▶ [Task to carry out]: List all lines of the data that include the string "特性資料範例".

—————

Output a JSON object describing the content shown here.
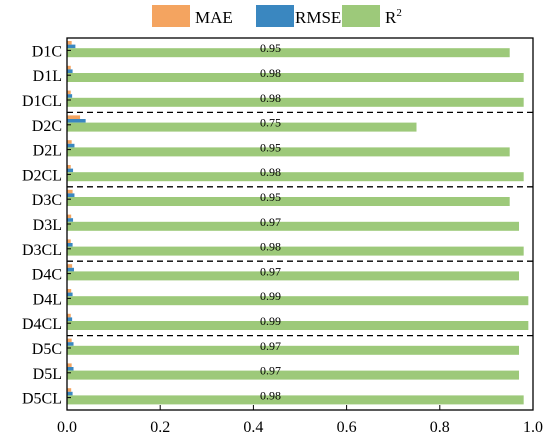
{
  "chart_data": {
    "type": "bar",
    "orientation": "horizontal",
    "categories": [
      "D1C",
      "D1L",
      "D1CL",
      "D2C",
      "D2L",
      "D2CL",
      "D3C",
      "D3L",
      "D3CL",
      "D4C",
      "D4L",
      "D4CL",
      "D5C",
      "D5L",
      "D5CL"
    ],
    "series": [
      {
        "name": "MAE",
        "color": "#f4a460",
        "values": [
          0.01,
          0.008,
          0.008,
          0.028,
          0.01,
          0.008,
          0.012,
          0.009,
          0.008,
          0.011,
          0.009,
          0.008,
          0.01,
          0.01,
          0.009
        ]
      },
      {
        "name": "RMSE",
        "color": "#3a87c0",
        "values": [
          0.018,
          0.012,
          0.011,
          0.04,
          0.016,
          0.013,
          0.016,
          0.013,
          0.012,
          0.015,
          0.012,
          0.011,
          0.014,
          0.014,
          0.012
        ]
      },
      {
        "name": "R2",
        "color": "#9dc97a",
        "values": [
          0.95,
          0.98,
          0.98,
          0.75,
          0.95,
          0.98,
          0.95,
          0.97,
          0.98,
          0.97,
          0.99,
          0.99,
          0.97,
          0.97,
          0.98
        ]
      }
    ],
    "data_labels": [
      "0.95",
      "0.98",
      "0.98",
      "0.75",
      "0.95",
      "0.98",
      "0.95",
      "0.97",
      "0.98",
      "0.97",
      "0.99",
      "0.99",
      "0.97",
      "0.97",
      "0.98"
    ],
    "legend": {
      "position": "top",
      "entries": [
        "MAE",
        "RMSE",
        "R²"
      ]
    },
    "xlim": [
      0,
      1.0
    ],
    "xticks": [
      0.0,
      0.2,
      0.4,
      0.6,
      0.8,
      1.0
    ],
    "xtick_labels": [
      "0.0",
      "0.2",
      "0.4",
      "0.6",
      "0.8",
      "1.0"
    ],
    "group_separators_after": [
      "D1CL",
      "D2CL",
      "D3CL",
      "D4CL"
    ],
    "grid": false
  }
}
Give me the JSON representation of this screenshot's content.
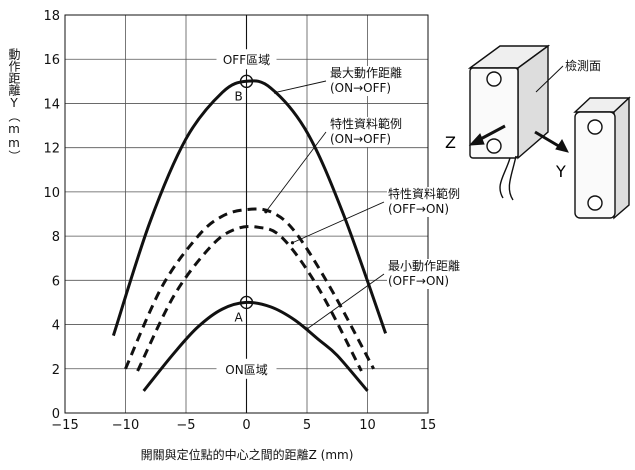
{
  "chart_data": {
    "type": "line",
    "xlabel": "開關與定位點的中心之間的距離Z (mm)",
    "ylabel": "動作距離Y（mm）",
    "xlim": [
      -15,
      15
    ],
    "ylim": [
      0,
      18
    ],
    "x_ticks": [
      "−15",
      "−10",
      "−5",
      "0",
      "5",
      "10",
      "15"
    ],
    "y_ticks": [
      "0",
      "2",
      "4",
      "6",
      "8",
      "10",
      "12",
      "14",
      "16",
      "18"
    ],
    "grid": true,
    "series": [
      {
        "name": "最大動作距離 (ON→OFF)",
        "style": "solid",
        "x": [
          -11,
          -8,
          -5,
          -2,
          0,
          2,
          5,
          8,
          11.5
        ],
        "y": [
          3.5,
          8.6,
          12.4,
          14.5,
          15.0,
          14.7,
          12.7,
          9.0,
          3.6
        ]
      },
      {
        "name": "特性資料範例 (ON→OFF)",
        "style": "dashed",
        "x": [
          -10,
          -7,
          -4,
          -2,
          0,
          2,
          4,
          7,
          10.5
        ],
        "y": [
          2.0,
          5.7,
          8.0,
          8.9,
          9.2,
          9.1,
          8.2,
          5.6,
          2.0
        ]
      },
      {
        "name": "特性資料範例 (OFF→ON)",
        "style": "dashed",
        "x": [
          -9,
          -6,
          -3,
          -1,
          1,
          3,
          6,
          9.5
        ],
        "y": [
          1.9,
          5.3,
          7.5,
          8.3,
          8.4,
          7.9,
          5.6,
          1.9
        ]
      },
      {
        "name": "最小動作距離 (OFF→ON)",
        "style": "solid",
        "x": [
          -8.5,
          -6,
          -4,
          -2,
          0,
          2,
          4,
          6,
          7.5,
          10
        ],
        "y": [
          1.0,
          2.7,
          3.9,
          4.7,
          5.0,
          4.8,
          4.2,
          3.3,
          2.6,
          1.0
        ]
      }
    ],
    "points": [
      {
        "label": "B",
        "x": 0,
        "y": 15
      },
      {
        "label": "A",
        "x": 0,
        "y": 5
      }
    ],
    "regions": [
      {
        "label": "OFF區域",
        "x": 0,
        "y": 16
      },
      {
        "label": "ON區域",
        "x": 0,
        "y": 2
      }
    ],
    "annotations": [
      {
        "lines": [
          "最大動作距離",
          "(ON→OFF)"
        ],
        "target_x": 2.4,
        "target_y": 14.5
      },
      {
        "lines": [
          "特性資料範例",
          "(ON→OFF)"
        ],
        "target_x": 1.6,
        "target_y": 9.1
      },
      {
        "lines": [
          "特性資料範例",
          "(OFF→ON)"
        ],
        "target_x": 3.8,
        "target_y": 7.7
      },
      {
        "lines": [
          "最小動作距離",
          "(OFF→ON)"
        ],
        "target_x": 5.0,
        "target_y": 3.8
      }
    ]
  },
  "diagram": {
    "sensor_face_label": "檢測面",
    "axis_z": "Z",
    "axis_y": "Y"
  }
}
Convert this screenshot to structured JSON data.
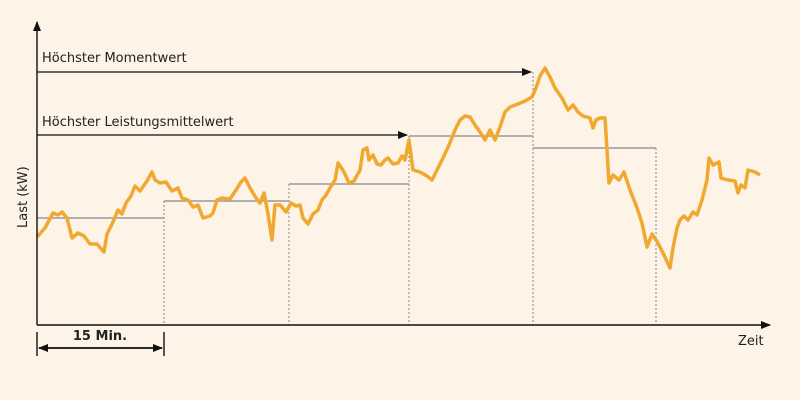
{
  "annotations": {
    "peak_instant": "Höchster Momentwert",
    "peak_average": "Höchster Leistungsmittelwert"
  },
  "axes": {
    "y_label": "Last (kW)",
    "x_label": "Zeit"
  },
  "interval": {
    "label": "15 Min."
  }
}
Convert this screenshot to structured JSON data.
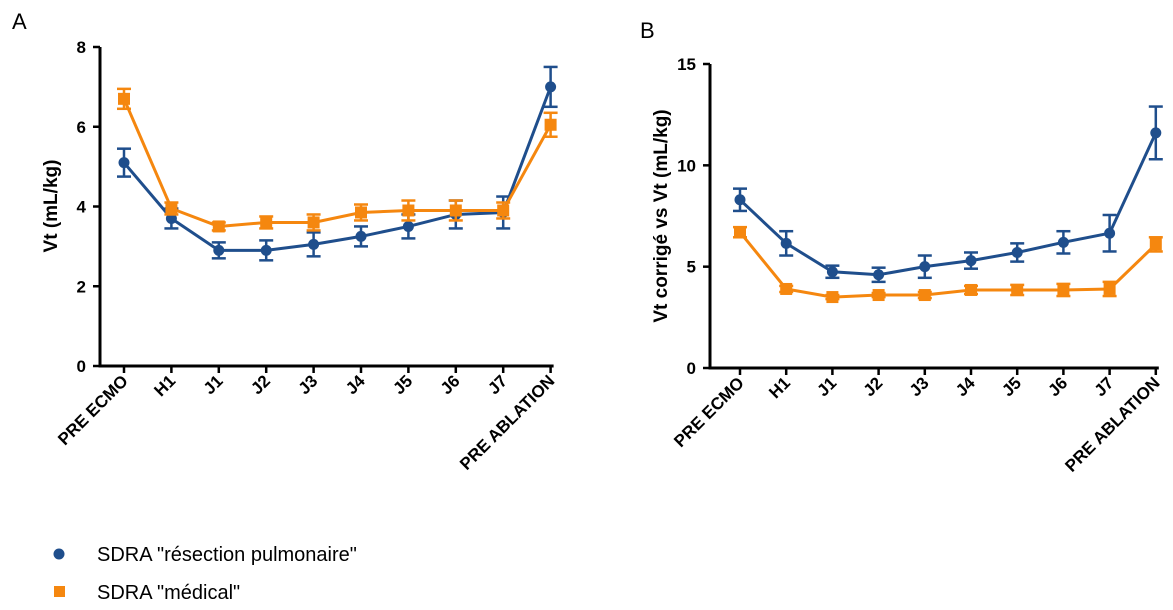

—————

▶ [Response for this exercise]:
        "name": "特性資料範例 (ON→OFF)",
        "name": "特性資料範例 (OFF→ON)",
          "特性資料範例",
          "特性資料範例",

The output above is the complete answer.